Using the data below, copy each line that includes the word "America".

^^^^

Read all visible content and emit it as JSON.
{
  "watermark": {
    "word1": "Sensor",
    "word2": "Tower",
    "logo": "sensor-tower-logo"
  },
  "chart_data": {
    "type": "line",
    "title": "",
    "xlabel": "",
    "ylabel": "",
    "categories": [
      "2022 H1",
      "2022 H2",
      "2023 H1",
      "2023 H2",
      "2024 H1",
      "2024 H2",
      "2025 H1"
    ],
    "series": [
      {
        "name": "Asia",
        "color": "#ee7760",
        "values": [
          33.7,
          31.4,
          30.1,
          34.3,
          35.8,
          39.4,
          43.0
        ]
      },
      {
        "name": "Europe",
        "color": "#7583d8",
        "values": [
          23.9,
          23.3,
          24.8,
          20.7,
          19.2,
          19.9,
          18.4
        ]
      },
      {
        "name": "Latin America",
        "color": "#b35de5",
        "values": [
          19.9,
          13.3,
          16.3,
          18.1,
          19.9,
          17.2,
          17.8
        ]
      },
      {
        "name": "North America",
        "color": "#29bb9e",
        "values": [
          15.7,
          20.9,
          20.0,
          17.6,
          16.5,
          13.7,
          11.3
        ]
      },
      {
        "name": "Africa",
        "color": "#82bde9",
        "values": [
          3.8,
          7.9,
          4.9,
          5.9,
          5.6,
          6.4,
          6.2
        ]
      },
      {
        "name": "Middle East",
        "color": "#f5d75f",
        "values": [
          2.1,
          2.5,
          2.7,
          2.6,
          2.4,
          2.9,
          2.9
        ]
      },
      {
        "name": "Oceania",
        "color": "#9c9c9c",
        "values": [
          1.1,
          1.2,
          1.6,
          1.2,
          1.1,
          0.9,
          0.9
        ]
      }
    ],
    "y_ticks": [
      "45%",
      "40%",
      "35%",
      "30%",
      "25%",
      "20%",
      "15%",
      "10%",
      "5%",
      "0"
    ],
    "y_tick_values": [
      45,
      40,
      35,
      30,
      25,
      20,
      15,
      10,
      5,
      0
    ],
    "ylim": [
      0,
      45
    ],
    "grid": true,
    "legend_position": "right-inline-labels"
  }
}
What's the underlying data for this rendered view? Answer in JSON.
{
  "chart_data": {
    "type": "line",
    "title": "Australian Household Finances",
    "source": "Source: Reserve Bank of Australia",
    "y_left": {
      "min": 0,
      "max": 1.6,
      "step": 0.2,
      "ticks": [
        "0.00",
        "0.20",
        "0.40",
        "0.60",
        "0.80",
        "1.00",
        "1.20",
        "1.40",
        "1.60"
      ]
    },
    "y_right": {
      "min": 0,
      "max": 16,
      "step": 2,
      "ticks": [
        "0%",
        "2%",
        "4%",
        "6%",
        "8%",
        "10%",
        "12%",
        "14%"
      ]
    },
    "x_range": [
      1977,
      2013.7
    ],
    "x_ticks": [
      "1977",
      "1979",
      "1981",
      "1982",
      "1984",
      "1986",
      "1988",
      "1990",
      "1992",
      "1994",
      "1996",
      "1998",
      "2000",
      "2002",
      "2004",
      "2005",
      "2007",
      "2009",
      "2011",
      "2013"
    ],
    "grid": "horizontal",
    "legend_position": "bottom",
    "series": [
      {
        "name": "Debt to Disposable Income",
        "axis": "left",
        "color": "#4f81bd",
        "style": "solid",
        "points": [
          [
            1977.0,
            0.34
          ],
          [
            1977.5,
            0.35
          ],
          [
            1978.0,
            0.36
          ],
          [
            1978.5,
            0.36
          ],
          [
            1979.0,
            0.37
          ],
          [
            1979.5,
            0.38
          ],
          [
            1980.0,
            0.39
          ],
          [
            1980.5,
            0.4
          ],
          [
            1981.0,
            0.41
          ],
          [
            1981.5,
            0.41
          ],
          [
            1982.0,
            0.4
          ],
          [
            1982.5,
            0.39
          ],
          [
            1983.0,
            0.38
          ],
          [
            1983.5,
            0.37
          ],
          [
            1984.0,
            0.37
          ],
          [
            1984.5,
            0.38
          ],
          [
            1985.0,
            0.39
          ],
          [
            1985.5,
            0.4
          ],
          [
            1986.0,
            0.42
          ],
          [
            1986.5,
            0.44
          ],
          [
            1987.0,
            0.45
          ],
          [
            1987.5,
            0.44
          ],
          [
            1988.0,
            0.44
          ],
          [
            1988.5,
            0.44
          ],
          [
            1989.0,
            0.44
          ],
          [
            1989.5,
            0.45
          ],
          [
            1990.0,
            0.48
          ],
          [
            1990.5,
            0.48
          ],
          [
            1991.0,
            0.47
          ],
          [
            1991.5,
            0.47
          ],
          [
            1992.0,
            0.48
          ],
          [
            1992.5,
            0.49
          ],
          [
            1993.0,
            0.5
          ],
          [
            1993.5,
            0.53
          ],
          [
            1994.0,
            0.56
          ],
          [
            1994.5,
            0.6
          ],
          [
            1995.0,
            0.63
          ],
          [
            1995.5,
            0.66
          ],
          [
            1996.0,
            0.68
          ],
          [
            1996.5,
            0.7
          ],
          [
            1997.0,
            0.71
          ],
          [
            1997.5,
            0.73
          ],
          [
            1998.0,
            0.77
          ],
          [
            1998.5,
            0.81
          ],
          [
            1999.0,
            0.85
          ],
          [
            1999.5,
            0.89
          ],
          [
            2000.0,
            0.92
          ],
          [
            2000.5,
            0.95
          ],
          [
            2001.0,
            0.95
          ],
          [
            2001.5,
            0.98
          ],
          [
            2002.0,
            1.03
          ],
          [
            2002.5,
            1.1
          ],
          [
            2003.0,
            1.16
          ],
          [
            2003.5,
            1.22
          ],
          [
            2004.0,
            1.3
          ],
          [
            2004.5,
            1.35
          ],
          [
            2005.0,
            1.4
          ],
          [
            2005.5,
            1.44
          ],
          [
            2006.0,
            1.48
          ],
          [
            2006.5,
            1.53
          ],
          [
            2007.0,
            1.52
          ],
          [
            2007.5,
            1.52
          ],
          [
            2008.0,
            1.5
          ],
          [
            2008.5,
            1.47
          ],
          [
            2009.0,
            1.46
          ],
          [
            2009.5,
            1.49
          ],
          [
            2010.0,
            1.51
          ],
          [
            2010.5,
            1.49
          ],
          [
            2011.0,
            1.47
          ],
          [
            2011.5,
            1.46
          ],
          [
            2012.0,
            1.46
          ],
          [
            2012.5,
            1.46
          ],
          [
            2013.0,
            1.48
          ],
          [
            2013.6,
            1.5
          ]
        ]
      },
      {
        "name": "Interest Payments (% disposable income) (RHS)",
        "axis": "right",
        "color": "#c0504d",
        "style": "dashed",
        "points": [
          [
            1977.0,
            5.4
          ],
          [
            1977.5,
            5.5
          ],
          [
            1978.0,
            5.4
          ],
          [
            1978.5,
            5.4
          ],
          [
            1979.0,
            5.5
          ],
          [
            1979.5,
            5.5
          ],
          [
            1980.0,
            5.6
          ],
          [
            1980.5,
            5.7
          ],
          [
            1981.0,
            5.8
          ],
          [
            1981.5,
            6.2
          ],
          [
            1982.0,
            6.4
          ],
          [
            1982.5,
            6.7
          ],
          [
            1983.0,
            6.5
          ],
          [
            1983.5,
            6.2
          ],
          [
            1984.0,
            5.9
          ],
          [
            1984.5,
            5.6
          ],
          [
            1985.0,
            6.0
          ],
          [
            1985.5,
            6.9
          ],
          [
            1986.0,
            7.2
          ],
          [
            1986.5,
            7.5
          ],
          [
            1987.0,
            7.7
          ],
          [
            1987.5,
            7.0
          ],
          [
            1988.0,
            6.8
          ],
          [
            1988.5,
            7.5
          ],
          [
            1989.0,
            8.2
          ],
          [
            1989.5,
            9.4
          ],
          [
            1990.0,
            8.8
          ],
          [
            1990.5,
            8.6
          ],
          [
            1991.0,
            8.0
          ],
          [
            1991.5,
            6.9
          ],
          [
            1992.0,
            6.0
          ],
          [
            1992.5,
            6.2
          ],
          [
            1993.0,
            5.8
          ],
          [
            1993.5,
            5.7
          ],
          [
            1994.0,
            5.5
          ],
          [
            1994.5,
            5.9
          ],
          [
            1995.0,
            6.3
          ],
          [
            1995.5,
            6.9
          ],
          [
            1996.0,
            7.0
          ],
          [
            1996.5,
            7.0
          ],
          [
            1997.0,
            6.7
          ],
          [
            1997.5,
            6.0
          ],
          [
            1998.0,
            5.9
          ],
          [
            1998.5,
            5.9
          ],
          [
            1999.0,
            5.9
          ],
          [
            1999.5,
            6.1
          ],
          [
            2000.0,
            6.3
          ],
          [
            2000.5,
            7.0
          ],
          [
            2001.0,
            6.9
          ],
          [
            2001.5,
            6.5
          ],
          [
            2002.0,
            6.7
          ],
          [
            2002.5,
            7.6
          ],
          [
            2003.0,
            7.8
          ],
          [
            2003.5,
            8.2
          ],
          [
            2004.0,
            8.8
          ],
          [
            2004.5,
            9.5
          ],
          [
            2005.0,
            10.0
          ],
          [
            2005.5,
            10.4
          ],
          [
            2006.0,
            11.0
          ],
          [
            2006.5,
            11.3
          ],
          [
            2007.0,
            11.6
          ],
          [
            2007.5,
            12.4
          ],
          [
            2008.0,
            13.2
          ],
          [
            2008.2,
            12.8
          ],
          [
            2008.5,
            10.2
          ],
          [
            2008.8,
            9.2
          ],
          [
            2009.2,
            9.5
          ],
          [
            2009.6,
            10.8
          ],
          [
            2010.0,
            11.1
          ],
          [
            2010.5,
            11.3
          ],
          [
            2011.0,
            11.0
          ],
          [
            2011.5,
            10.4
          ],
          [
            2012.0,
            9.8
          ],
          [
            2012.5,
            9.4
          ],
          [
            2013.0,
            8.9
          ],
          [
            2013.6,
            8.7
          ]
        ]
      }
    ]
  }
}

^^^^

| Right answer |
        "name": "Latin America",
        "name": "North America",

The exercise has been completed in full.